** start of Material for this exercise **

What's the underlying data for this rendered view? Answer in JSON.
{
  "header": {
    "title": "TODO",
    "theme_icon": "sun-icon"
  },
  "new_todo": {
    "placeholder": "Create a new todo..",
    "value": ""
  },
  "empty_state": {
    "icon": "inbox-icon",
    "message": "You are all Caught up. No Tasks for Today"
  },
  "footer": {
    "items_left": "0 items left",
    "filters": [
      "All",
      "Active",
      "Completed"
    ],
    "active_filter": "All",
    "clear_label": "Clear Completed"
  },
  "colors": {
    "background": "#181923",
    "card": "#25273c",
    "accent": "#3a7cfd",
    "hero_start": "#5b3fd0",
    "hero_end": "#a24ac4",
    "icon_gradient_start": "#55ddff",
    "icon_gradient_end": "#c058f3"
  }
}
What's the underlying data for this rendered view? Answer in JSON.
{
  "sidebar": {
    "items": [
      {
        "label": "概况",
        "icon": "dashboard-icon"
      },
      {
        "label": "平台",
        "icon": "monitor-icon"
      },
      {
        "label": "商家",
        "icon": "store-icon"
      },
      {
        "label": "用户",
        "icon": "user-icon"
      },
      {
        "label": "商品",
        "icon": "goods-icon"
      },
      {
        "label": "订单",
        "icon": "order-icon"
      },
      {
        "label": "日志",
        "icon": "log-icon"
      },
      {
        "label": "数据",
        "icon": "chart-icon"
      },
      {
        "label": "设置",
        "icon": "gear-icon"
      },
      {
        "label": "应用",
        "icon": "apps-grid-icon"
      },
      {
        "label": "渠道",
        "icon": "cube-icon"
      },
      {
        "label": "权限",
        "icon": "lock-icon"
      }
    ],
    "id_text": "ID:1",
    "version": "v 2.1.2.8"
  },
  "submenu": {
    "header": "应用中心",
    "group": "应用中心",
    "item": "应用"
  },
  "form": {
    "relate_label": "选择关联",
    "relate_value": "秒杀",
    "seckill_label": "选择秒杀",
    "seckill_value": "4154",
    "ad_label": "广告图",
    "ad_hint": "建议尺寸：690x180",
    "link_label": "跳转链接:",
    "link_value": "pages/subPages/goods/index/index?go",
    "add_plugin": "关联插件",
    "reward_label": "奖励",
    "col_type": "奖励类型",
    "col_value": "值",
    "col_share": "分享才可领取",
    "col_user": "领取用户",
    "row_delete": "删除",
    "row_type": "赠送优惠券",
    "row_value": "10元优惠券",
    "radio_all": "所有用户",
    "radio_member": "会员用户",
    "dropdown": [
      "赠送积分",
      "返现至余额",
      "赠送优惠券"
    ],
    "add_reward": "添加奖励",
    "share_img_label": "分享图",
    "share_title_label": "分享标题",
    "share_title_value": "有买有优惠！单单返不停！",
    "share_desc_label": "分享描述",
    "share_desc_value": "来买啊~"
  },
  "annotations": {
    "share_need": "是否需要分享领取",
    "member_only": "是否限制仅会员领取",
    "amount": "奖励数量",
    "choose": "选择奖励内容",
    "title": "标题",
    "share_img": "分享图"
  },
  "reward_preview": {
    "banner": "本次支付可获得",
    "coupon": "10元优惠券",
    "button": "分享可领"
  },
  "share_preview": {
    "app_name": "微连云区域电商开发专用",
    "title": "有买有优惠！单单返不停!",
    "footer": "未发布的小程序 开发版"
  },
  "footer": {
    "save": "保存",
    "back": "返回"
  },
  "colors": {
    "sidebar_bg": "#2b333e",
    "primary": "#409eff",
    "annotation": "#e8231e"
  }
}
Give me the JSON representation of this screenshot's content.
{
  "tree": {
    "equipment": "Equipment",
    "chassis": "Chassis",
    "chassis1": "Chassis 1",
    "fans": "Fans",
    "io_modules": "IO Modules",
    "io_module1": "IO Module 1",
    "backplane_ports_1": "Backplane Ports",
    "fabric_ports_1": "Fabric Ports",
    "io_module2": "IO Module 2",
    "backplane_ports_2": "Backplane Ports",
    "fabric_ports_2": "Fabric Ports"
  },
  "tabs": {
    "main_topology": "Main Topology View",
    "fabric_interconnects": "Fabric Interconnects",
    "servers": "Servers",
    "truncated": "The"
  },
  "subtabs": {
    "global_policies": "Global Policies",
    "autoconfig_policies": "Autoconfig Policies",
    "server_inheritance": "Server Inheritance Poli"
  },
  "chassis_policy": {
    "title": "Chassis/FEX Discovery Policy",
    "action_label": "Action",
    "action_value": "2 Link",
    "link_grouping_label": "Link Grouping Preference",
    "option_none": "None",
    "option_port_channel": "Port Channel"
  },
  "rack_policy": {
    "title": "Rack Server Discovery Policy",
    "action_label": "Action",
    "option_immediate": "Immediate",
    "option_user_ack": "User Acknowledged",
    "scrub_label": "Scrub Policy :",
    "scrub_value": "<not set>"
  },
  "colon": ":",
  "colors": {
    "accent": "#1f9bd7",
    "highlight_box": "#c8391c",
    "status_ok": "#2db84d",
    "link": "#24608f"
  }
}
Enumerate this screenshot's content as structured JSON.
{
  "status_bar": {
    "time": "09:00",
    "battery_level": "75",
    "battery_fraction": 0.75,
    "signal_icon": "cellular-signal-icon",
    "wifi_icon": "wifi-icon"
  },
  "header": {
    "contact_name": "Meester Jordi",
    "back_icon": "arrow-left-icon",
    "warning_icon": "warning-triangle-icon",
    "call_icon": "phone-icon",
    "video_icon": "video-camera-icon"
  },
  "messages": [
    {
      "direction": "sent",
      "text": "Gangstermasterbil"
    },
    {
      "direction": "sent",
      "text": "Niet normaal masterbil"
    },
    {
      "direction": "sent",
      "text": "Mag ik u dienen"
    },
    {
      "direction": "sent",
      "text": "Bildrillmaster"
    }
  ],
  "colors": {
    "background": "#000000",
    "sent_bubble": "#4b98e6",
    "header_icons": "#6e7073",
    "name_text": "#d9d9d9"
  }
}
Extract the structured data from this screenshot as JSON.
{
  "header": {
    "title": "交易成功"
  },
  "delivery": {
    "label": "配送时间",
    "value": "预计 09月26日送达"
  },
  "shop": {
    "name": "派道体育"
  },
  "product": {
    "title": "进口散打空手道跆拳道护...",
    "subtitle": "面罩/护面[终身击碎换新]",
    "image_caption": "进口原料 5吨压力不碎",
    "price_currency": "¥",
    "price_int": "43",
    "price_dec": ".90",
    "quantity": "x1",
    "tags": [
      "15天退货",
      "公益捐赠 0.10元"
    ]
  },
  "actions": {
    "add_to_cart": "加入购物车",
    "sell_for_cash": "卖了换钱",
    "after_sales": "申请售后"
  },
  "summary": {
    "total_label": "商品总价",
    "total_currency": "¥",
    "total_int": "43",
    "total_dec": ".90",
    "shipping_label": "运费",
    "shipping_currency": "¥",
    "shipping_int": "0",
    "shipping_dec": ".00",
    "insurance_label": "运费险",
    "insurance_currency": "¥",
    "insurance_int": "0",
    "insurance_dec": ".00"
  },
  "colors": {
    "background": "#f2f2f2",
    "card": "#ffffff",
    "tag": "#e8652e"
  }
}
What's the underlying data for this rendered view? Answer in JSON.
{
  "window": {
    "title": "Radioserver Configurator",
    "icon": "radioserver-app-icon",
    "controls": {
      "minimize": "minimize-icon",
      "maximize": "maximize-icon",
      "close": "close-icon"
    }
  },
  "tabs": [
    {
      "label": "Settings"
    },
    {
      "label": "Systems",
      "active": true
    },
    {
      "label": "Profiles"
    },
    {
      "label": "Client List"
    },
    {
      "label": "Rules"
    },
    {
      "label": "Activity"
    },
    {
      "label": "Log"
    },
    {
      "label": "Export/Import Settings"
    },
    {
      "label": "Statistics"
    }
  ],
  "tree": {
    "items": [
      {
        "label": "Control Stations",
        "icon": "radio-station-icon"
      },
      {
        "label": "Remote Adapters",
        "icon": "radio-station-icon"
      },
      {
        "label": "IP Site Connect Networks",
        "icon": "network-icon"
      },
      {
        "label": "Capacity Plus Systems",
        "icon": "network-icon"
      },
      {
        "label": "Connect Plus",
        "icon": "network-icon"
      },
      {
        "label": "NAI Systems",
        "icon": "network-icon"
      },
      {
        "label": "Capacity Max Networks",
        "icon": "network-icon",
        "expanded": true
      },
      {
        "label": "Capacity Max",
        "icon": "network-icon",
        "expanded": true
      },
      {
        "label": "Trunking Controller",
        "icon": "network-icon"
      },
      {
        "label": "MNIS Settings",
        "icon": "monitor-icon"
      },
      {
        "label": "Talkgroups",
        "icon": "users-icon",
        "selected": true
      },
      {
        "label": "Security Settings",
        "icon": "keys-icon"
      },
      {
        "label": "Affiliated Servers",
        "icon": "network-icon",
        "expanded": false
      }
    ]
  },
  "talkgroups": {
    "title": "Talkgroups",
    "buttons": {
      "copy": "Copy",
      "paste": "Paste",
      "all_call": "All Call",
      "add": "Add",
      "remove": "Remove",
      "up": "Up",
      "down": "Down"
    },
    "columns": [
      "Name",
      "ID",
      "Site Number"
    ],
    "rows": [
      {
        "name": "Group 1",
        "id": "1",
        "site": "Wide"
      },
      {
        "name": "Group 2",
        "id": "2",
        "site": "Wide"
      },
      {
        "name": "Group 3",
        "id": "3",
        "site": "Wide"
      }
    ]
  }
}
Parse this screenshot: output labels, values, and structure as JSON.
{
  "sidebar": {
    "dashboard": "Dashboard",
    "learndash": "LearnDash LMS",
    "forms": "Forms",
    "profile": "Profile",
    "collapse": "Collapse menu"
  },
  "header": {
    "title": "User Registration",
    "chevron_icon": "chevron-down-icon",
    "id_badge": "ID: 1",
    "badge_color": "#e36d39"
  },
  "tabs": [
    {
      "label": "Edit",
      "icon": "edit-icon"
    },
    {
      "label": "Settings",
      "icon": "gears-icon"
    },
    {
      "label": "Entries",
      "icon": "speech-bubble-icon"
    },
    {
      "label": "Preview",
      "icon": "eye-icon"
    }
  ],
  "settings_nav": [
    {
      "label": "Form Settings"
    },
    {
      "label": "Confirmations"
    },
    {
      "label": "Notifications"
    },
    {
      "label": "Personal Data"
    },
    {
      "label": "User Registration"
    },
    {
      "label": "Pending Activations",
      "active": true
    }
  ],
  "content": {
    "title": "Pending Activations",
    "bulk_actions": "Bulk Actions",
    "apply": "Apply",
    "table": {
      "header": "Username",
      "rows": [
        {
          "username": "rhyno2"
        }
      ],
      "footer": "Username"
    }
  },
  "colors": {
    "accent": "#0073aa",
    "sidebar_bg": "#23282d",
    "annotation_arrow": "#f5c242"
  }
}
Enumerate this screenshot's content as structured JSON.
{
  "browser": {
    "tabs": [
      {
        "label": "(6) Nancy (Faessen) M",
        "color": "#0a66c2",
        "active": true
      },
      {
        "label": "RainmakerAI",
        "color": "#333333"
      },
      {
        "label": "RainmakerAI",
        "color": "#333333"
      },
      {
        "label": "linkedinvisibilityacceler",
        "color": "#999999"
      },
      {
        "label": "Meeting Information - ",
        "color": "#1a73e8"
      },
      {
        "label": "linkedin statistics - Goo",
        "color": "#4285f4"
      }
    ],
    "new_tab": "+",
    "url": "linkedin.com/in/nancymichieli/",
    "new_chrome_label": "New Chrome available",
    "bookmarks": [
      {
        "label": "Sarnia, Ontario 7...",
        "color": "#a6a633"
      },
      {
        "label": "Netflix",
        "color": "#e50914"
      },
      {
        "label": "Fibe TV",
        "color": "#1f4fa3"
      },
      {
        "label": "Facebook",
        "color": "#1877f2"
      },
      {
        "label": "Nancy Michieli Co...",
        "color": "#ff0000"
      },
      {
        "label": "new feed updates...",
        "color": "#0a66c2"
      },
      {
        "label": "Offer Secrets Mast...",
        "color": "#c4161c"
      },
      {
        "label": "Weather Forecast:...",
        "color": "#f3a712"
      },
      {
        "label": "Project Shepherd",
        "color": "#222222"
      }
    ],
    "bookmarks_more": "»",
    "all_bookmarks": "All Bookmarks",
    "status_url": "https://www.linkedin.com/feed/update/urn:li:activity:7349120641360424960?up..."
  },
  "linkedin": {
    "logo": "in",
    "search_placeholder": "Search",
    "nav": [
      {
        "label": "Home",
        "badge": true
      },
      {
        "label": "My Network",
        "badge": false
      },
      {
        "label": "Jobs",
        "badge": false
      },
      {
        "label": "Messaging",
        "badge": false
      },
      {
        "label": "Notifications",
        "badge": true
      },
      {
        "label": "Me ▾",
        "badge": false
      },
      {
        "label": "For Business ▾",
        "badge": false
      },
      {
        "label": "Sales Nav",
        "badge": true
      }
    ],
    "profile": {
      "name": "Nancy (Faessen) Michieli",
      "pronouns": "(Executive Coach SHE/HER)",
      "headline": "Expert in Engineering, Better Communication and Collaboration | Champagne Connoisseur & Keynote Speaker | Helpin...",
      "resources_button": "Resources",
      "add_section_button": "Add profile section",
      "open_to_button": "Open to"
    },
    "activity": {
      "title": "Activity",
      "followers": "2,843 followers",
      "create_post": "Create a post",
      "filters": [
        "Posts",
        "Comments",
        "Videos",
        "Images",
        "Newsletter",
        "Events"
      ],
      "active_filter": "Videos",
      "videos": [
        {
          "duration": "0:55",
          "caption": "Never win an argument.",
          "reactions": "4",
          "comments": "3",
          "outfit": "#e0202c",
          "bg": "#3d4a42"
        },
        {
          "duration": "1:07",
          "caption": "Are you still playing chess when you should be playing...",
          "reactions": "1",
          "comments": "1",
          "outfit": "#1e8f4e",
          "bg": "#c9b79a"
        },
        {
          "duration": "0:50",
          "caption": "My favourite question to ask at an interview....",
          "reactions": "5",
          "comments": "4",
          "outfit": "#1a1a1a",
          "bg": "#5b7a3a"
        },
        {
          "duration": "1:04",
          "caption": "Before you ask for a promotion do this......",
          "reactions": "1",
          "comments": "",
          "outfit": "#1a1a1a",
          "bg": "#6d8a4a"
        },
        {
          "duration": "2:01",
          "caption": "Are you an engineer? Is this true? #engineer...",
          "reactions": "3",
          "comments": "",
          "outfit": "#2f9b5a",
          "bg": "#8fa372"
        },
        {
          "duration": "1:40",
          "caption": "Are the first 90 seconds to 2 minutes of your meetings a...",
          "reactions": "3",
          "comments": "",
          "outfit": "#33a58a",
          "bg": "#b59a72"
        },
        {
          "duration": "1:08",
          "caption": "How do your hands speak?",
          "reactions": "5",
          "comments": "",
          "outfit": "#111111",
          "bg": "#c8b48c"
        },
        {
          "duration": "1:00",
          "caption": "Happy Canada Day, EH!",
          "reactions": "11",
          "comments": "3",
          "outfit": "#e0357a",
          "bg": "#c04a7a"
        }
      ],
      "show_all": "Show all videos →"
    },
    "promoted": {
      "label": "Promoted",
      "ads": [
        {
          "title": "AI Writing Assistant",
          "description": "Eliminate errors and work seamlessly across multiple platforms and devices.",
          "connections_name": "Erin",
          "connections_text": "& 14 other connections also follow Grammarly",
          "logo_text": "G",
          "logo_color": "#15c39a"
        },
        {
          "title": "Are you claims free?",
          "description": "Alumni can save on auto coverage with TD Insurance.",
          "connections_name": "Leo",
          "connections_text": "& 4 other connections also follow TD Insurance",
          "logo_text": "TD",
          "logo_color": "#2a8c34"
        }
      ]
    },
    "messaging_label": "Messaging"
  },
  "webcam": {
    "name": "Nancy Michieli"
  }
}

** end of Material for this exercise **

Set task =>
Search the listing for the word "footer". Copy every line in which it occurs.

Response to this exercise =>
  "footer": {
    "footer": "未发布的小程序 开发版"
  "footer": {
      "footer": "Username"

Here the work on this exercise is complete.